(Records excerpted from a collection)
□ □ □
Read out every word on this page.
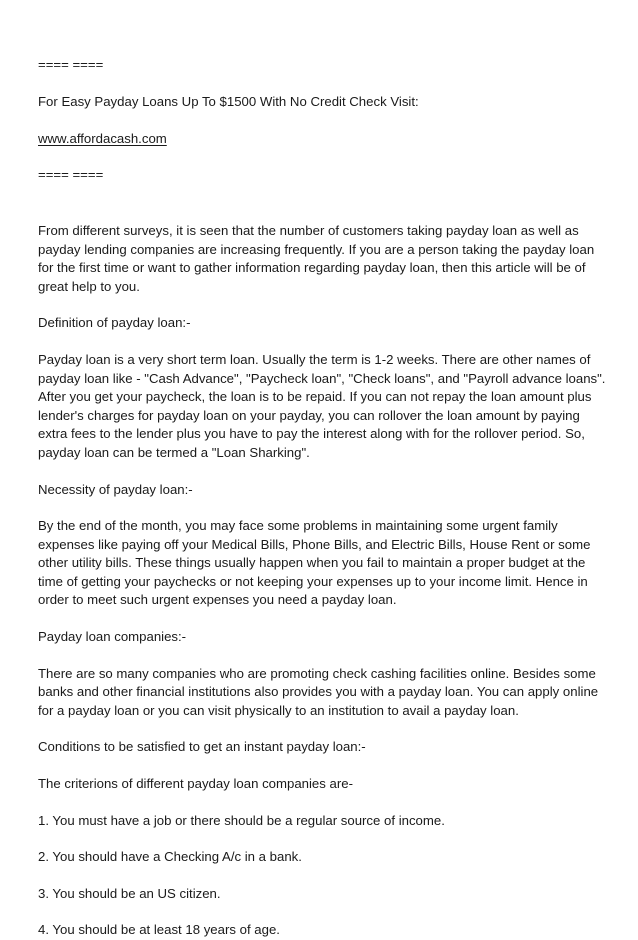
==== ====

For Easy Payday Loans Up To $1500 With No Credit Check Visit:

www.affordacash.com

==== ====

From different surveys, it is seen that the number of customers taking payday loan as well as
payday lending companies are increasing frequently. If you are a person taking the payday loan
for the first time or want to gather information regarding payday loan, then this article will be of
great help to you.

Definition of payday loan:-

Payday loan is a very short term loan. Usually the term is 1-2 weeks. There are other names of
payday loan like - "Cash Advance", "Paycheck loan", "Check loans", and "Payroll advance loans".
After you get your paycheck, the loan is to be repaid. If you can not repay the loan amount plus
lender's charges for payday loan on your payday, you can rollover the loan amount by paying
extra fees to the lender plus you have to pay the interest along with for the rollover period. So,
payday loan can be termed a "Loan Sharking".

Necessity of payday loan:-

By the end of the month, you may face some problems in maintaining some urgent family
expenses like paying off your Medical Bills, Phone Bills, and Electric Bills, House Rent or some
other utility bills. These things usually happen when you fail to maintain a proper budget at the
time of getting your paychecks or not keeping your expenses up to your income limit. Hence in
order to meet such urgent expenses you need a payday loan.

Payday loan companies:-

There are so many companies who are promoting check cashing facilities online. Besides some
banks and other financial institutions also provides you with a payday loan. You can apply online
for a payday loan or you can visit physically to an institution to avail a payday loan.

Conditions to be satisfied to get an instant payday loan:-

The criterions of different payday loan companies are-

1. You must have a job or there should be a regular source of income.

2. You should have a Checking A/c in a bank.

3. You should be an US citizen.

4. You should be at least 18 years of age.
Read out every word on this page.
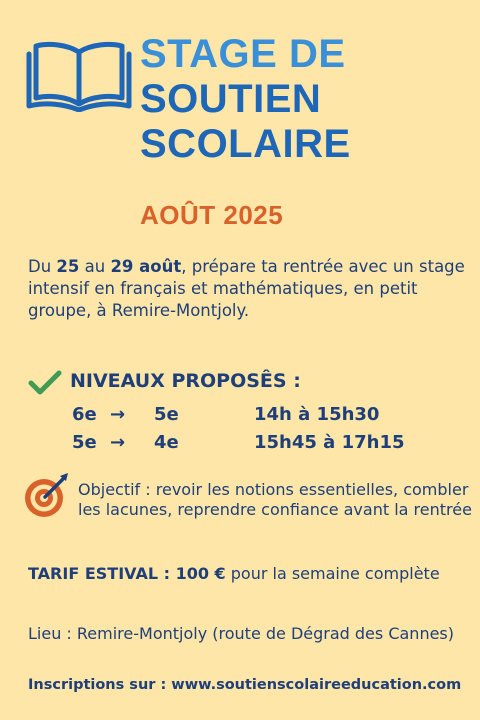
STAGE DE
SOUTIEN
SCOLAIRE
AOÛT 2025
Du 25 au 29 août, prépare ta rentrée avec un stage intensif en français et mathématiques, en petit groupe, à Remire-Montjoly.
NIVEAUX PROPOSÊS :
6e → 5e	14h à 15h30
5e → 4e	15h45 à 17h15
Objectif : revoir les notions essentielles, combler les lacunes, reprendre confiance avant la rentrée
TARIF ESTIVAL : 100 € pour la semaine complète
Lieu : Remire-Montjoly (route de Dégrad des Cannes)
Inscriptions sur : www.soutienscolaireeducation.com
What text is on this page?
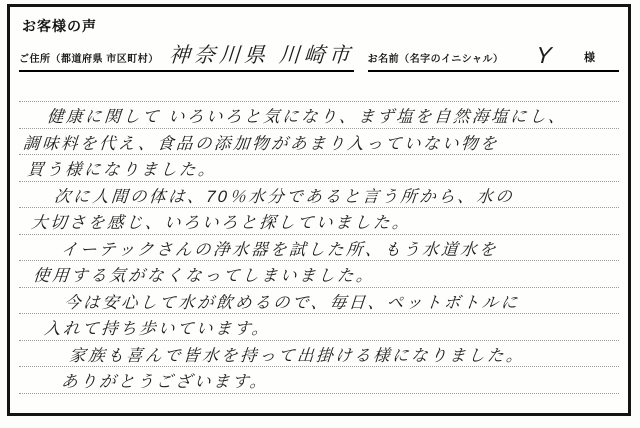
お客様の声
ご住所（都道府県 市区町村） 神奈川県 川崎市 お名前（名字のイニシャル） Y	様
健康に関して いろいろと気になり、まず塩を自然海塩にし、
調味料を代え、食品の添加物があまり入っていない物を
買う様になりました。
次に人間の体は、70％水分であると言う所から、水の
大切さを感じ、いろいろと探していました。
イーテックさんの浄水器を試した所、もう水道水を
使用する気がなくなってしまいました。
今は安心して水が飲めるので、毎日、ペットボトルに
入れて持ち歩いています。
家族も喜んで皆水を持って出掛ける様になりました。
ありがとうございます。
□ □ □
#### What is needed
Read through the entries and copy every line that includes "rentrée".

#### Solved problem
Du 25 au 29 août, prépare ta rentrée avec un stage intensif en français et mathématiques, en petit groupe, à Remire-Montjoly.
Objectif : revoir les notions essentielles, combler les lacunes, reprendre confiance avant la rentrée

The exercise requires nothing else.